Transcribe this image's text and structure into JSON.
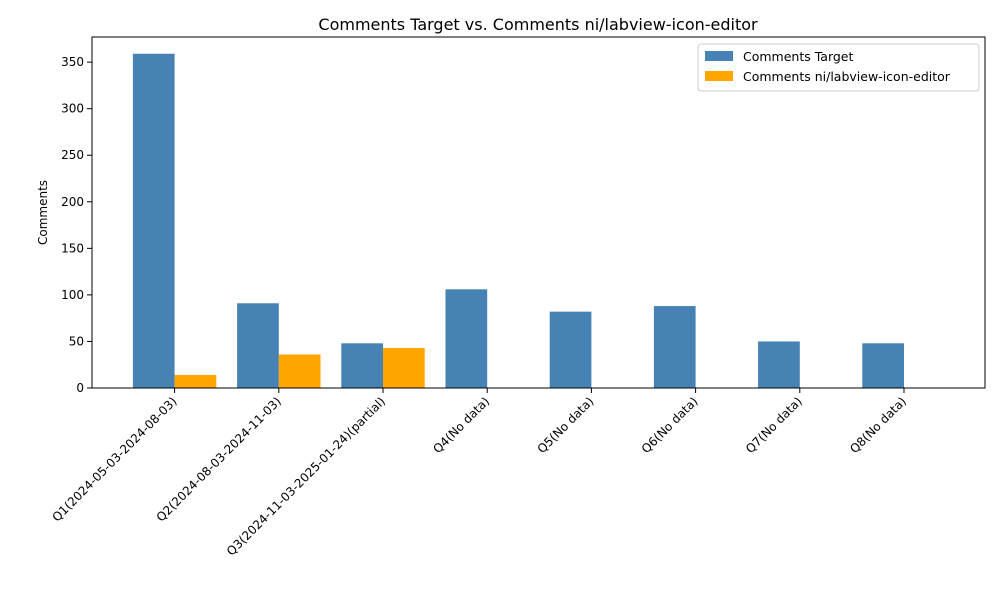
{
  "chart_data": {
    "type": "bar",
    "title": "Comments Target vs. Comments ni/labview-icon-editor",
    "xlabel": "",
    "ylabel": "Comments",
    "ylim": [
      0,
      377
    ],
    "yticks": [
      0,
      50,
      100,
      150,
      200,
      250,
      300,
      350
    ],
    "grid": false,
    "legend_position": "top-right",
    "categories": [
      "Q1(2024-05-03-2024-08-03)",
      "Q2(2024-08-03-2024-11-03)",
      "Q3(2024-11-03-2025-01-24)(partial)",
      "Q4(No data)",
      "Q5(No data)",
      "Q6(No data)",
      "Q7(No data)",
      "Q8(No data)"
    ],
    "series": [
      {
        "name": "Comments Target",
        "color": "#4682b4",
        "values": [
          359,
          91,
          48,
          106,
          82,
          88,
          50,
          48
        ]
      },
      {
        "name": "Comments ni/labview-icon-editor",
        "color": "#ffa500",
        "values": [
          14,
          36,
          43,
          0,
          0,
          0,
          0,
          0
        ]
      }
    ]
  }
}
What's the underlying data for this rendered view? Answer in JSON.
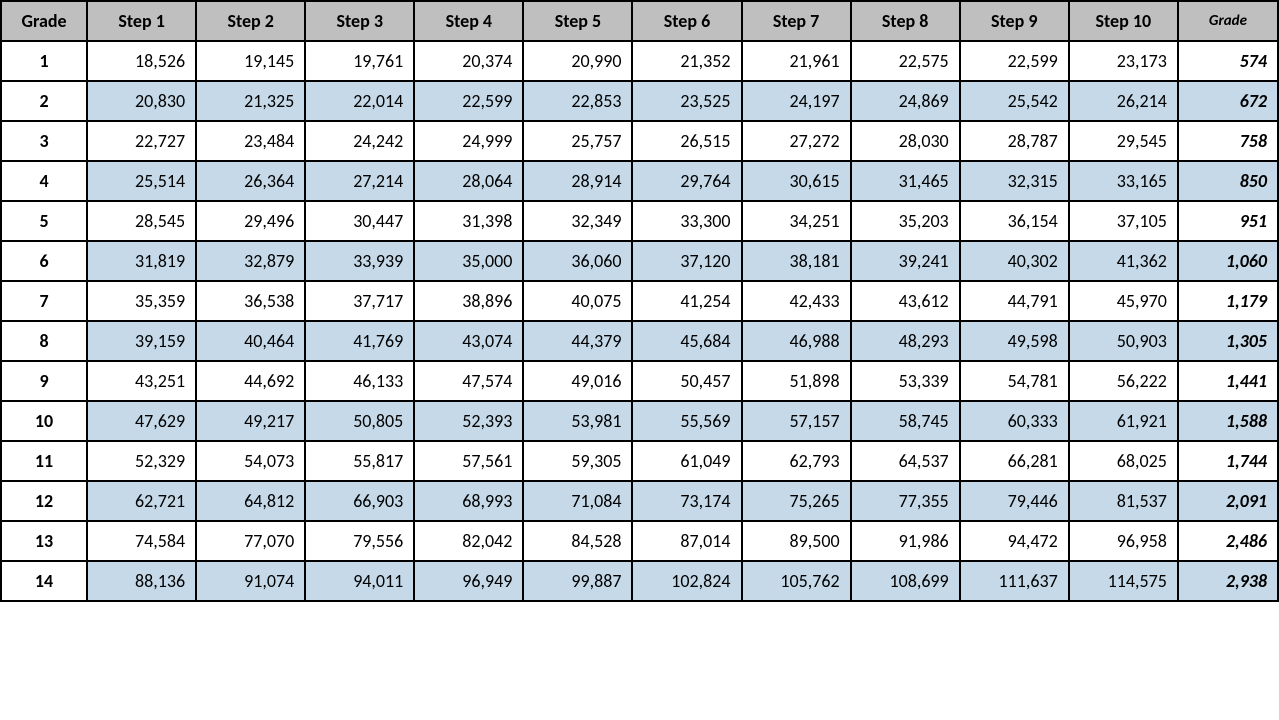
{
  "table": {
    "header_bg": "#bfbfbf",
    "alt_row_bg": "#c5d9e8",
    "border_color": "#000000",
    "columns": [
      "Grade",
      "Step 1",
      "Step 2",
      "Step 3",
      "Step 4",
      "Step 5",
      "Step 6",
      "Step 7",
      "Step 8",
      "Step 9",
      "Step 10",
      "Grade"
    ],
    "last_header_italic": true,
    "rows": [
      {
        "grade": "1",
        "steps": [
          "18,526",
          "19,145",
          "19,761",
          "20,374",
          "20,990",
          "21,352",
          "21,961",
          "22,575",
          "22,599",
          "23,173"
        ],
        "wg": "574",
        "alt": false
      },
      {
        "grade": "2",
        "steps": [
          "20,830",
          "21,325",
          "22,014",
          "22,599",
          "22,853",
          "23,525",
          "24,197",
          "24,869",
          "25,542",
          "26,214"
        ],
        "wg": "672",
        "alt": true
      },
      {
        "grade": "3",
        "steps": [
          "22,727",
          "23,484",
          "24,242",
          "24,999",
          "25,757",
          "26,515",
          "27,272",
          "28,030",
          "28,787",
          "29,545"
        ],
        "wg": "758",
        "alt": false
      },
      {
        "grade": "4",
        "steps": [
          "25,514",
          "26,364",
          "27,214",
          "28,064",
          "28,914",
          "29,764",
          "30,615",
          "31,465",
          "32,315",
          "33,165"
        ],
        "wg": "850",
        "alt": true
      },
      {
        "grade": "5",
        "steps": [
          "28,545",
          "29,496",
          "30,447",
          "31,398",
          "32,349",
          "33,300",
          "34,251",
          "35,203",
          "36,154",
          "37,105"
        ],
        "wg": "951",
        "alt": false
      },
      {
        "grade": "6",
        "steps": [
          "31,819",
          "32,879",
          "33,939",
          "35,000",
          "36,060",
          "37,120",
          "38,181",
          "39,241",
          "40,302",
          "41,362"
        ],
        "wg": "1,060",
        "alt": true
      },
      {
        "grade": "7",
        "steps": [
          "35,359",
          "36,538",
          "37,717",
          "38,896",
          "40,075",
          "41,254",
          "42,433",
          "43,612",
          "44,791",
          "45,970"
        ],
        "wg": "1,179",
        "alt": false
      },
      {
        "grade": "8",
        "steps": [
          "39,159",
          "40,464",
          "41,769",
          "43,074",
          "44,379",
          "45,684",
          "46,988",
          "48,293",
          "49,598",
          "50,903"
        ],
        "wg": "1,305",
        "alt": true
      },
      {
        "grade": "9",
        "steps": [
          "43,251",
          "44,692",
          "46,133",
          "47,574",
          "49,016",
          "50,457",
          "51,898",
          "53,339",
          "54,781",
          "56,222"
        ],
        "wg": "1,441",
        "alt": false
      },
      {
        "grade": "10",
        "steps": [
          "47,629",
          "49,217",
          "50,805",
          "52,393",
          "53,981",
          "55,569",
          "57,157",
          "58,745",
          "60,333",
          "61,921"
        ],
        "wg": "1,588",
        "alt": true
      },
      {
        "grade": "11",
        "steps": [
          "52,329",
          "54,073",
          "55,817",
          "57,561",
          "59,305",
          "61,049",
          "62,793",
          "64,537",
          "66,281",
          "68,025"
        ],
        "wg": "1,744",
        "alt": false
      },
      {
        "grade": "12",
        "steps": [
          "62,721",
          "64,812",
          "66,903",
          "68,993",
          "71,084",
          "73,174",
          "75,265",
          "77,355",
          "79,446",
          "81,537"
        ],
        "wg": "2,091",
        "alt": true
      },
      {
        "grade": "13",
        "steps": [
          "74,584",
          "77,070",
          "79,556",
          "82,042",
          "84,528",
          "87,014",
          "89,500",
          "91,986",
          "94,472",
          "96,958"
        ],
        "wg": "2,486",
        "alt": false
      },
      {
        "grade": "14",
        "steps": [
          "88,136",
          "91,074",
          "94,011",
          "96,949",
          "99,887",
          "102,824",
          "105,762",
          "108,699",
          "111,637",
          "114,575"
        ],
        "wg": "2,938",
        "alt": true
      }
    ]
  }
}
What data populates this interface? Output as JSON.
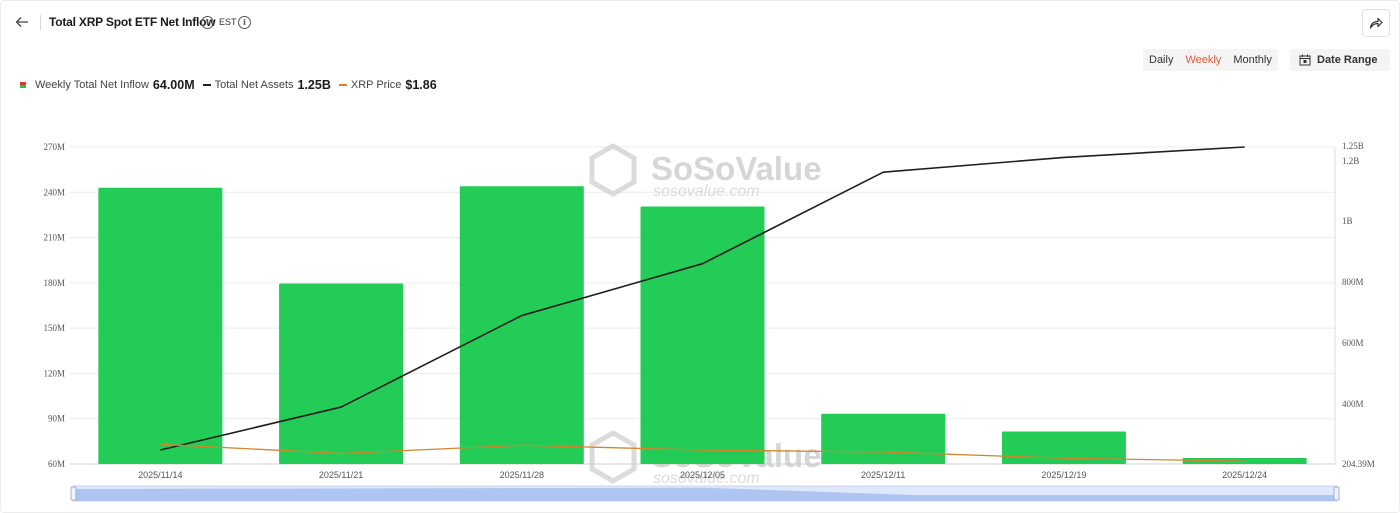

> [What this task involves]: Select all lines with the word "Target" from the entries above.

> [Final result]:
    "title": "Comments Target vs. Comments ni/labview-icon-editor",
        "name": "Comments Target",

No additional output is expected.